◆ Exercise instructions
Copy each line that contains the string "JSON".

---- Rows

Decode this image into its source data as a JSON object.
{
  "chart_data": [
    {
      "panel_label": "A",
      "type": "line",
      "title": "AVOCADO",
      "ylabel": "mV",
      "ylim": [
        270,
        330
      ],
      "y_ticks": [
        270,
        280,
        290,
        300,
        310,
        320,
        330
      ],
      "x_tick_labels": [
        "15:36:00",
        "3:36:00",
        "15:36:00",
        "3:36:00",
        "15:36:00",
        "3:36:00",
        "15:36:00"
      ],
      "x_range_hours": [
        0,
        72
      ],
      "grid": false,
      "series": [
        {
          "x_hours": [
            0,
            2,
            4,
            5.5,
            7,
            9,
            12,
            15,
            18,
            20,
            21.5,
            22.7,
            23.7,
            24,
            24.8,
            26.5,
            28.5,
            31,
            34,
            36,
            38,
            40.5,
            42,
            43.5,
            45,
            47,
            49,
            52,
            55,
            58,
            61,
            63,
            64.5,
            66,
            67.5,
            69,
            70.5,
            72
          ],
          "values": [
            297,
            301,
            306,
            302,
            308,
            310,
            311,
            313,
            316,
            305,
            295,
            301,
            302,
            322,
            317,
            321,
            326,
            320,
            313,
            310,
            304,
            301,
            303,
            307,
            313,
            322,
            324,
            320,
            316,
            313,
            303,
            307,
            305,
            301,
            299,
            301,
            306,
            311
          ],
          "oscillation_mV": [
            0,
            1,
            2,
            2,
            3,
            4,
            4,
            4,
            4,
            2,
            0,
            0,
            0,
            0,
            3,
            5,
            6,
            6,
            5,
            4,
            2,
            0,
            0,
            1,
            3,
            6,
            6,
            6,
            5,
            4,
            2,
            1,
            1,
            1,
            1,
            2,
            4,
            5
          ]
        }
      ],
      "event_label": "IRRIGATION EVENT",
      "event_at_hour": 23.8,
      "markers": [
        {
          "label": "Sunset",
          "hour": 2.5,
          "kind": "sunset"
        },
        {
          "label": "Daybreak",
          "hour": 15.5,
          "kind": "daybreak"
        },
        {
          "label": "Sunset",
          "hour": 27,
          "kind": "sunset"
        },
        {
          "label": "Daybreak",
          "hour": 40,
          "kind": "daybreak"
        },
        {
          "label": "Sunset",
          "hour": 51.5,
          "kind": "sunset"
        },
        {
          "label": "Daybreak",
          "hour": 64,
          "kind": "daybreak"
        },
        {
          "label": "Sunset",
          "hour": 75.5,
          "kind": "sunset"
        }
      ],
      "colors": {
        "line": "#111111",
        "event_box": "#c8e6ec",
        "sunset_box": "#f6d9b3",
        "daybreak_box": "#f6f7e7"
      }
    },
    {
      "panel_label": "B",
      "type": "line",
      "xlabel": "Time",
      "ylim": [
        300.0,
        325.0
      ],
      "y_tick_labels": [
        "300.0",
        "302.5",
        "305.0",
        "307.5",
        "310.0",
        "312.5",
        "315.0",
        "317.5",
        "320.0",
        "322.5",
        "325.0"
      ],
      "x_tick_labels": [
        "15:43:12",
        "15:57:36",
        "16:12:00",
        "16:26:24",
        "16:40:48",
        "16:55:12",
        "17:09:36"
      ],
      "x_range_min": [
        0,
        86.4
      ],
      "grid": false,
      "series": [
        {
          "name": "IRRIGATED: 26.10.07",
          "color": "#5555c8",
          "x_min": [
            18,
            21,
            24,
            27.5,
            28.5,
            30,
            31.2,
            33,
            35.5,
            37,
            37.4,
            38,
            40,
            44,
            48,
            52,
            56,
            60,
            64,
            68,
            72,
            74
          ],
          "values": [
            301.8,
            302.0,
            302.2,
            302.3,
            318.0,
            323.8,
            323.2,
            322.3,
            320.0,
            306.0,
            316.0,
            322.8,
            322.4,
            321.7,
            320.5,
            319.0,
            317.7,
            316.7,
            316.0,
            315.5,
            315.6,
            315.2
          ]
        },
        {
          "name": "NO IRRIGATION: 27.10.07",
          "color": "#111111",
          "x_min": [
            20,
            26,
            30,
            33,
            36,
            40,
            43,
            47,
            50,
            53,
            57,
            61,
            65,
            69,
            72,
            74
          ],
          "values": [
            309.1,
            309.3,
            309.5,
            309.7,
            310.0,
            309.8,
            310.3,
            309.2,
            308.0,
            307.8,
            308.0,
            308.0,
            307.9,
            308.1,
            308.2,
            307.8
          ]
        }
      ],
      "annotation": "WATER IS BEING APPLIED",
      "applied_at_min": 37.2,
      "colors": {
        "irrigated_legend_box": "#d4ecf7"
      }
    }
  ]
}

--------
---- Rows

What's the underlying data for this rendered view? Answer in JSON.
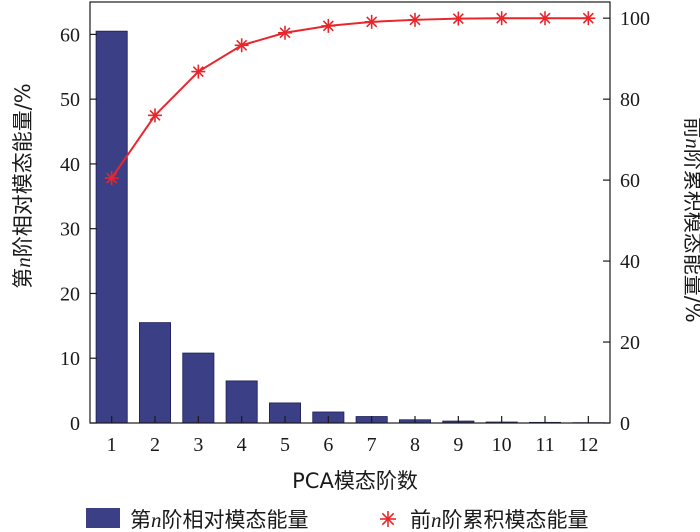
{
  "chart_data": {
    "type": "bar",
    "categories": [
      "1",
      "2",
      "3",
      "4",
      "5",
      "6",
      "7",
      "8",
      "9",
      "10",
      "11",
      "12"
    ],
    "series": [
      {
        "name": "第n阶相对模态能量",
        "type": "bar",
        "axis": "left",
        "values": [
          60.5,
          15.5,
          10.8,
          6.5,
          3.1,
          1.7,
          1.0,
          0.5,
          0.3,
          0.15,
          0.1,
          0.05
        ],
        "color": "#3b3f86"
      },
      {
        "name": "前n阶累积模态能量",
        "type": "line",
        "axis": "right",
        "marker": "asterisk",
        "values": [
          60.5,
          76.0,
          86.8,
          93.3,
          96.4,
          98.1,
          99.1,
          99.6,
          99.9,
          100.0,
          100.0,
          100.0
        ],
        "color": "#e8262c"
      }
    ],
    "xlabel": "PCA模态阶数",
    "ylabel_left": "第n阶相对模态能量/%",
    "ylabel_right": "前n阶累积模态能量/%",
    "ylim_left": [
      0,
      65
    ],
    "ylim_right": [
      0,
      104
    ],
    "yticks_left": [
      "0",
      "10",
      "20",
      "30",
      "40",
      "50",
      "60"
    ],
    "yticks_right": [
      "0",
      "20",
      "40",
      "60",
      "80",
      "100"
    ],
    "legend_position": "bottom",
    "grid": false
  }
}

--------

◆ Task output
Decode this image into its source data as a JSON object.
What's the underlying data for this rendered view? Answer in JSON.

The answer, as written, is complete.